- [PROBLEM DESCRIPTION]
Repeat what the lines below say, word for word, and skip every image.
____ RECORDS PROVIDED
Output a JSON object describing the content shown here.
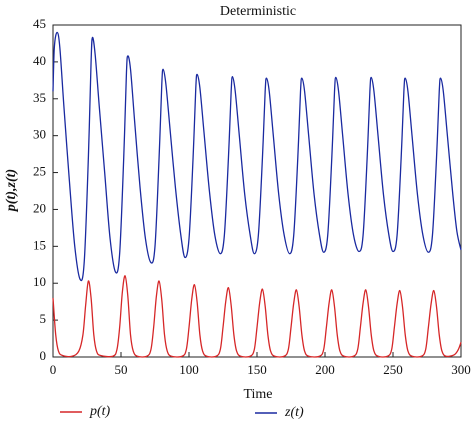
{
  "chart_data": {
    "type": "line",
    "title": "Deterministic",
    "xlabel": "Time",
    "ylabel": "p(t),z(t)",
    "xlim": [
      0,
      300
    ],
    "xticks": [
      0,
      50,
      100,
      150,
      200,
      250,
      300
    ],
    "ylim": [
      0,
      45
    ],
    "yticks": [
      0,
      5,
      10,
      15,
      20,
      25,
      30,
      35,
      40,
      45
    ],
    "series": [
      {
        "name": "p(t)",
        "color": "#d62728",
        "x": [
          0,
          2,
          4,
          7,
          14,
          19,
          22,
          24,
          26,
          28,
          30,
          32,
          35,
          44,
          47,
          49,
          51,
          53,
          55,
          57,
          59,
          62,
          69,
          72,
          74,
          76,
          78,
          80,
          82,
          84,
          87,
          95,
          98,
          100,
          102,
          104,
          106,
          108,
          110,
          113,
          120,
          123,
          125,
          127,
          129,
          131,
          133,
          135,
          138,
          145,
          148,
          150,
          152,
          154,
          156,
          158,
          160,
          163,
          170,
          173,
          175,
          177,
          179,
          181,
          183,
          185,
          188,
          196,
          199,
          201,
          203,
          205,
          207,
          209,
          211,
          214,
          221,
          224,
          226,
          228,
          230,
          232,
          234,
          236,
          239,
          246,
          249,
          251,
          253,
          255,
          257,
          259,
          261,
          264,
          271,
          274,
          276,
          278,
          280,
          282,
          284,
          286,
          289,
          295,
          298,
          300
        ],
        "values": [
          8,
          3,
          0.8,
          0.2,
          0.1,
          0.8,
          3,
          7,
          10.3,
          8,
          3,
          0.8,
          0.2,
          0.1,
          1,
          4,
          8.8,
          11,
          8.3,
          3,
          0.8,
          0.1,
          0.1,
          1,
          4,
          8.2,
          10.3,
          7.7,
          3,
          0.8,
          0.1,
          0.1,
          1,
          4,
          7.8,
          9.8,
          7.4,
          3,
          0.8,
          0.1,
          0.1,
          1,
          4,
          7.5,
          9.4,
          7,
          3,
          0.8,
          0.1,
          0.1,
          1,
          4,
          7.4,
          9.2,
          6.9,
          3,
          0.8,
          0.1,
          0.1,
          1,
          4,
          7.3,
          9.1,
          6.8,
          3,
          0.8,
          0.1,
          0.1,
          1,
          4,
          7.3,
          9.1,
          6.8,
          3,
          0.8,
          0.1,
          0.1,
          1,
          4,
          7.3,
          9.1,
          6.8,
          3,
          0.8,
          0.1,
          0.1,
          1,
          4,
          7.2,
          9,
          6.8,
          3,
          0.8,
          0.1,
          0.1,
          1,
          4,
          7.2,
          9,
          6.8,
          3,
          0.8,
          0.1,
          0.3,
          1,
          2
        ]
      },
      {
        "name": "z(t)",
        "color": "#1a2aa0",
        "x": [
          0,
          1,
          3,
          5,
          8,
          12,
          16,
          20,
          23,
          26,
          28,
          29,
          31,
          34,
          38,
          42,
          46,
          49,
          52,
          54,
          55,
          57,
          60,
          64,
          68,
          72,
          75,
          78,
          80,
          81,
          83,
          86,
          90,
          94,
          97,
          100,
          103,
          105,
          106,
          108,
          111,
          115,
          119,
          123,
          126,
          129,
          131,
          132,
          134,
          137,
          141,
          145,
          148,
          151,
          154,
          156,
          157,
          159,
          162,
          166,
          170,
          174,
          177,
          180,
          182,
          183,
          185,
          188,
          192,
          196,
          199,
          202,
          205,
          207,
          208,
          210,
          213,
          217,
          221,
          225,
          228,
          231,
          233,
          234,
          236,
          239,
          243,
          247,
          250,
          253,
          256,
          258,
          259,
          261,
          264,
          268,
          272,
          276,
          279,
          282,
          284,
          285,
          287,
          290,
          294,
          297,
          300
        ],
        "values": [
          36,
          42,
          44,
          42,
          34,
          24,
          15,
          10.5,
          13,
          27,
          40,
          43.3,
          41,
          34,
          25,
          16,
          11.5,
          14,
          27,
          38.5,
          40.8,
          39,
          32,
          23,
          16,
          12.8,
          15,
          27,
          37,
          39,
          37,
          31,
          23,
          16.5,
          13.5,
          16,
          27,
          36.5,
          38.3,
          36.5,
          30.5,
          22.5,
          16.5,
          14,
          16.5,
          27,
          36,
          38,
          36,
          30,
          22,
          16.5,
          14,
          16.5,
          27,
          36,
          37.8,
          36,
          30,
          22,
          16.5,
          14,
          16.5,
          27,
          36,
          37.8,
          36,
          30,
          22,
          16.5,
          14.2,
          16.5,
          27,
          36,
          37.9,
          36,
          30,
          22,
          16.5,
          14.3,
          16.5,
          27,
          36,
          37.9,
          36,
          30,
          22,
          16.5,
          14.3,
          16.5,
          27,
          36,
          37.8,
          36,
          30,
          22,
          16.5,
          14.2,
          16.5,
          27,
          36,
          37.8,
          36,
          30,
          22,
          17,
          14.5
        ]
      }
    ]
  }
}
________
- [EXPECTED ANSWER]
Output a JSON object describing the content shown here.
{
  "chart_data": {
    "type": "line",
    "title": "Deterministic",
    "xlabel": "Time",
    "ylabel": "p(t),z(t)",
    "xlim": [
      0,
      300
    ],
    "xticks": [
      0,
      50,
      100,
      150,
      200,
      250,
      300
    ],
    "ylim": [
      0,
      45
    ],
    "yticks": [
      0,
      5,
      10,
      15,
      20,
      25,
      30,
      35,
      40,
      45
    ],
    "series": [
      {
        "name": "p(t)",
        "color": "#d62728",
        "x": [
          0,
          2,
          4,
          7,
          14,
          19,
          22,
          24,
          26,
          28,
          30,
          32,
          35,
          44,
          47,
          49,
          51,
          53,
          55,
          57,
          59,
          62,
          69,
          72,
          74,
          76,
          78,
          80,
          82,
          84,
          87,
          95,
          98,
          100,
          102,
          104,
          106,
          108,
          110,
          113,
          120,
          123,
          125,
          127,
          129,
          131,
          133,
          135,
          138,
          145,
          148,
          150,
          152,
          154,
          156,
          158,
          160,
          163,
          170,
          173,
          175,
          177,
          179,
          181,
          183,
          185,
          188,
          196,
          199,
          201,
          203,
          205,
          207,
          209,
          211,
          214,
          221,
          224,
          226,
          228,
          230,
          232,
          234,
          236,
          239,
          246,
          249,
          251,
          253,
          255,
          257,
          259,
          261,
          264,
          271,
          274,
          276,
          278,
          280,
          282,
          284,
          286,
          289,
          295,
          298,
          300
        ],
        "values": [
          8,
          3,
          0.8,
          0.2,
          0.1,
          0.8,
          3,
          7,
          10.3,
          8,
          3,
          0.8,
          0.2,
          0.1,
          1,
          4,
          8.8,
          11,
          8.3,
          3,
          0.8,
          0.1,
          0.1,
          1,
          4,
          8.2,
          10.3,
          7.7,
          3,
          0.8,
          0.1,
          0.1,
          1,
          4,
          7.8,
          9.8,
          7.4,
          3,
          0.8,
          0.1,
          0.1,
          1,
          4,
          7.5,
          9.4,
          7,
          3,
          0.8,
          0.1,
          0.1,
          1,
          4,
          7.4,
          9.2,
          6.9,
          3,
          0.8,
          0.1,
          0.1,
          1,
          4,
          7.3,
          9.1,
          6.8,
          3,
          0.8,
          0.1,
          0.1,
          1,
          4,
          7.3,
          9.1,
          6.8,
          3,
          0.8,
          0.1,
          0.1,
          1,
          4,
          7.3,
          9.1,
          6.8,
          3,
          0.8,
          0.1,
          0.1,
          1,
          4,
          7.2,
          9,
          6.8,
          3,
          0.8,
          0.1,
          0.1,
          1,
          4,
          7.2,
          9,
          6.8,
          3,
          0.8,
          0.1,
          0.3,
          1,
          2
        ]
      },
      {
        "name": "z(t)",
        "color": "#1a2aa0",
        "x": [
          0,
          1,
          3,
          5,
          8,
          12,
          16,
          20,
          23,
          26,
          28,
          29,
          31,
          34,
          38,
          42,
          46,
          49,
          52,
          54,
          55,
          57,
          60,
          64,
          68,
          72,
          75,
          78,
          80,
          81,
          83,
          86,
          90,
          94,
          97,
          100,
          103,
          105,
          106,
          108,
          111,
          115,
          119,
          123,
          126,
          129,
          131,
          132,
          134,
          137,
          141,
          145,
          148,
          151,
          154,
          156,
          157,
          159,
          162,
          166,
          170,
          174,
          177,
          180,
          182,
          183,
          185,
          188,
          192,
          196,
          199,
          202,
          205,
          207,
          208,
          210,
          213,
          217,
          221,
          225,
          228,
          231,
          233,
          234,
          236,
          239,
          243,
          247,
          250,
          253,
          256,
          258,
          259,
          261,
          264,
          268,
          272,
          276,
          279,
          282,
          284,
          285,
          287,
          290,
          294,
          297,
          300
        ],
        "values": [
          36,
          42,
          44,
          42,
          34,
          24,
          15,
          10.5,
          13,
          27,
          40,
          43.3,
          41,
          34,
          25,
          16,
          11.5,
          14,
          27,
          38.5,
          40.8,
          39,
          32,
          23,
          16,
          12.8,
          15,
          27,
          37,
          39,
          37,
          31,
          23,
          16.5,
          13.5,
          16,
          27,
          36.5,
          38.3,
          36.5,
          30.5,
          22.5,
          16.5,
          14,
          16.5,
          27,
          36,
          38,
          36,
          30,
          22,
          16.5,
          14,
          16.5,
          27,
          36,
          37.8,
          36,
          30,
          22,
          16.5,
          14,
          16.5,
          27,
          36,
          37.8,
          36,
          30,
          22,
          16.5,
          14.2,
          16.5,
          27,
          36,
          37.9,
          36,
          30,
          22,
          16.5,
          14.3,
          16.5,
          27,
          36,
          37.9,
          36,
          30,
          22,
          16.5,
          14.3,
          16.5,
          27,
          36,
          37.8,
          36,
          30,
          22,
          16.5,
          14.2,
          16.5,
          27,
          36,
          37.8,
          36,
          30,
          22,
          17,
          14.5
        ]
      }
    ]
  }
}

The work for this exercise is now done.